§ WORK TO BE COMPLETED: Output each entry below as it stands, leaving out every picture.

§ DATASET CONTENT:

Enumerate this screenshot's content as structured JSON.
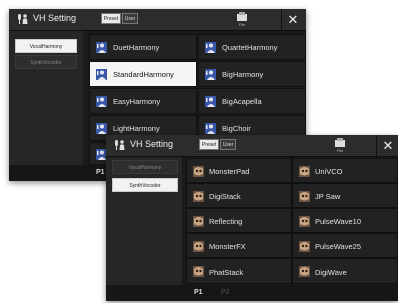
{
  "back_window": {
    "title": "VH Setting",
    "preset_label": "Preset",
    "user_label": "User",
    "file_label": "File",
    "close_label": "✕",
    "sidebar": [
      "VocalHarmony",
      "SynthVocoder"
    ],
    "presets": [
      {
        "label": "DuetHarmony",
        "selected": false
      },
      {
        "label": "QuartetHarmony",
        "selected": false
      },
      {
        "label": "StandardHarmony",
        "selected": true
      },
      {
        "label": "BigHarmony",
        "selected": false
      },
      {
        "label": "EasyHarmony",
        "selected": false
      },
      {
        "label": "BigAcapella",
        "selected": false
      },
      {
        "label": "LightHarmony",
        "selected": false
      },
      {
        "label": "BigChoir",
        "selected": false
      }
    ],
    "page_label": "P1"
  },
  "front_window": {
    "title": "VH Setting",
    "preset_label": "Preset",
    "user_label": "User",
    "file_label": "File",
    "close_label": "✕",
    "sidebar": [
      "VocalHarmony",
      "SynthVocoder"
    ],
    "presets": [
      {
        "label": "MonsterPad"
      },
      {
        "label": "UniVCO"
      },
      {
        "label": "DigiStack"
      },
      {
        "label": "JP Saw"
      },
      {
        "label": "Reflecting"
      },
      {
        "label": "PulseWave10"
      },
      {
        "label": "MonsterFX"
      },
      {
        "label": "PulseWave25"
      },
      {
        "label": "PhatStack"
      },
      {
        "label": "DigiWave"
      }
    ],
    "pages": [
      "P1",
      "P2"
    ]
  },
  "colors": {
    "selected_background": "#f5f5f5",
    "panel_background": "#1a1a1a",
    "sidebar_selected": "#f2f2f2"
  },
  "icons": {
    "vocal_preset": "person-with-microphone-icon",
    "synth_preset": "synth-face-icon"
  }
}
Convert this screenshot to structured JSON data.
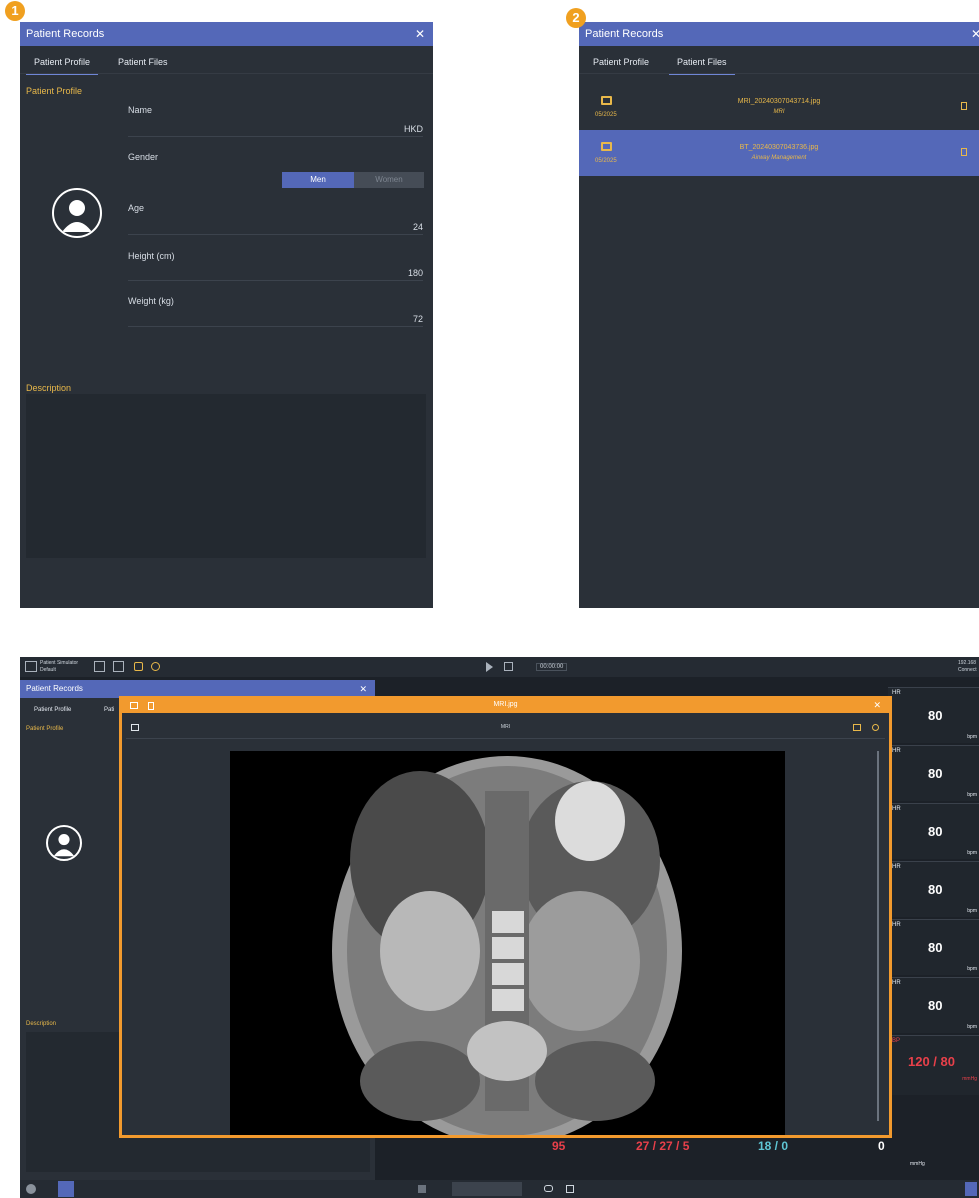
{
  "markers": [
    "1",
    "2"
  ],
  "panel1": {
    "title": "Patient Records",
    "tabs": [
      "Patient Profile",
      "Patient Files"
    ],
    "section_title": "Patient Profile",
    "fields": {
      "name_label": "Name",
      "name_value": "HKD",
      "gender_label": "Gender",
      "gender_options": [
        "Men",
        "Women"
      ],
      "gender_selected": "Men",
      "age_label": "Age",
      "age_value": "24",
      "height_label": "Height (cm)",
      "height_value": "180",
      "weight_label": "Weight (kg)",
      "weight_value": "72"
    },
    "description_label": "Description"
  },
  "panel2": {
    "title": "Patient Records",
    "tabs": [
      "Patient Profile",
      "Patient Files"
    ],
    "files": [
      {
        "name": "MRI_20240307043714.jpg",
        "sub": "MRI",
        "date": "05/2025",
        "selected": false
      },
      {
        "name": "BT_20240307043736.jpg",
        "sub": "Airway Management",
        "date": "05/2025",
        "selected": true
      }
    ]
  },
  "monitor": {
    "topbar": {
      "device_name": "Patient Simulator",
      "device_sub": "Default",
      "time": "00:00:00",
      "ip": "192.168",
      "status": "Connect"
    },
    "records_title": "Patient Records",
    "records_tabs": [
      "Patient Profile",
      "Pati"
    ],
    "section_title": "Patient Profile",
    "description_label": "Description",
    "viewer": {
      "title": "MRI.jpg",
      "inner_label": "MRI"
    },
    "vitals": [
      {
        "label": "HR",
        "value": "80",
        "unit": "bpm"
      },
      {
        "label": "HR",
        "value": "80",
        "unit": "bpm"
      },
      {
        "label": "HR",
        "value": "80",
        "unit": "bpm"
      },
      {
        "label": "HR",
        "value": "80",
        "unit": "bpm"
      },
      {
        "label": "HR",
        "value": "80",
        "unit": "bpm"
      },
      {
        "label": "HR",
        "value": "80",
        "unit": "bpm"
      }
    ],
    "bp": {
      "label": "BP",
      "value": "120 / 80",
      "unit": "mmHg"
    },
    "bottom_values": {
      "v1": "95",
      "v2": "27 / 27 / 5",
      "v3": "18 / 0",
      "v4": "0",
      "unit": "mmHg"
    },
    "colors": {
      "accent": "#5468b8",
      "viewer": "#f29a2e",
      "alarm": "#e8404a",
      "gold": "#e8b84a"
    }
  }
}
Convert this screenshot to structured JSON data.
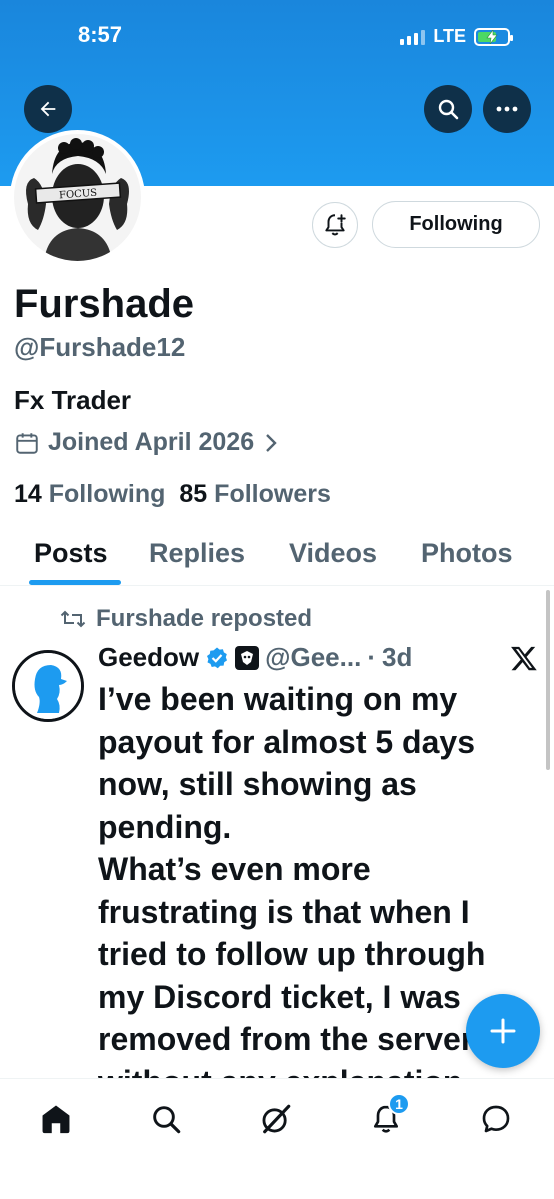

§ WRITTEN ANSWER:
Enumerate this screenshot's content as structured JSON.
{
  "back_window": {
    "title": "VH Setting",
    "preset_label": "Preset",
    "user_label": "User",
    "file_label": "File",
    "close_label": "✕",
    "sidebar": [
      "VocalHarmony",
      "SynthVocoder"
    ],
    "presets": [
      {
        "label": "DuetHarmony",
        "selected": false
      },
      {
        "label": "QuartetHarmony",
        "selected": false
      },
      {
        "label": "StandardHarmony",
        "selected": true
      },
      {
        "label": "BigHarmony",
        "selected": false
      },
      {
        "label": "EasyHarmony",
        "selected": false
      },
      {
        "label": "BigAcapella",
        "selected": false
      },
      {
        "label": "LightHarmony",
        "selected": false
      },
      {
        "label": "BigChoir",
        "selected": false
      }
    ],
    "page_label": "P1"
  },
  "front_window": {
    "title": "VH Setting",
    "preset_label": "Preset",
    "user_label": "User",
    "file_label": "File",
    "close_label": "✕",
    "sidebar": [
      "VocalHarmony",
      "SynthVocoder"
    ],
    "presets": [
      {
        "label": "MonsterPad"
      },
      {
        "label": "UniVCO"
      },
      {
        "label": "DigiStack"
      },
      {
        "label": "JP Saw"
      },
      {
        "label": "Reflecting"
      },
      {
        "label": "PulseWave10"
      },
      {
        "label": "MonsterFX"
      },
      {
        "label": "PulseWave25"
      },
      {
        "label": "PhatStack"
      },
      {
        "label": "DigiWave"
      }
    ],
    "pages": [
      "P1",
      "P2"
    ]
  },
  "colors": {
    "selected_background": "#f5f5f5",
    "panel_background": "#1a1a1a",
    "sidebar_selected": "#f2f2f2"
  },
  "icons": {
    "vocal_preset": "person-with-microphone-icon",
    "synth_preset": "synth-face-icon"
  }
}
Convert this screenshot to structured JSON data.
{
  "markers": [
    "1",
    "2"
  ],
  "panel1": {
    "title": "Patient Records",
    "tabs": [
      "Patient Profile",
      "Patient Files"
    ],
    "section_title": "Patient Profile",
    "fields": {
      "name_label": "Name",
      "name_value": "HKD",
      "gender_label": "Gender",
      "gender_options": [
        "Men",
        "Women"
      ],
      "gender_selected": "Men",
      "age_label": "Age",
      "age_value": "24",
      "height_label": "Height (cm)",
      "height_value": "180",
      "weight_label": "Weight (kg)",
      "weight_value": "72"
    },
    "description_label": "Description"
  },
  "panel2": {
    "title": "Patient Records",
    "tabs": [
      "Patient Profile",
      "Patient Files"
    ],
    "files": [
      {
        "name": "MRI_20240307043714.jpg",
        "sub": "MRI",
        "date": "05/2025",
        "selected": false
      },
      {
        "name": "BT_20240307043736.jpg",
        "sub": "Airway Management",
        "date": "05/2025",
        "selected": true
      }
    ]
  },
  "monitor": {
    "topbar": {
      "device_name": "Patient Simulator",
      "device_sub": "Default",
      "time": "00:00:00",
      "ip": "192.168",
      "status": "Connect"
    },
    "records_title": "Patient Records",
    "records_tabs": [
      "Patient Profile",
      "Pati"
    ],
    "section_title": "Patient Profile",
    "description_label": "Description",
    "viewer": {
      "title": "MRI.jpg",
      "inner_label": "MRI"
    },
    "vitals": [
      {
        "label": "HR",
        "value": "80",
        "unit": "bpm"
      },
      {
        "label": "HR",
        "value": "80",
        "unit": "bpm"
      },
      {
        "label": "HR",
        "value": "80",
        "unit": "bpm"
      },
      {
        "label": "HR",
        "value": "80",
        "unit": "bpm"
      },
      {
        "label": "HR",
        "value": "80",
        "unit": "bpm"
      },
      {
        "label": "HR",
        "value": "80",
        "unit": "bpm"
      }
    ],
    "bp": {
      "label": "BP",
      "value": "120 / 80",
      "unit": "mmHg"
    },
    "bottom_values": {
      "v1": "95",
      "v2": "27 / 27 / 5",
      "v3": "18 / 0",
      "v4": "0",
      "unit": "mmHg"
    },
    "colors": {
      "accent": "#5468b8",
      "viewer": "#f29a2e",
      "alarm": "#e8404a",
      "gold": "#e8b84a"
    }
  }
}
Convert this screenshot to structured JSON data.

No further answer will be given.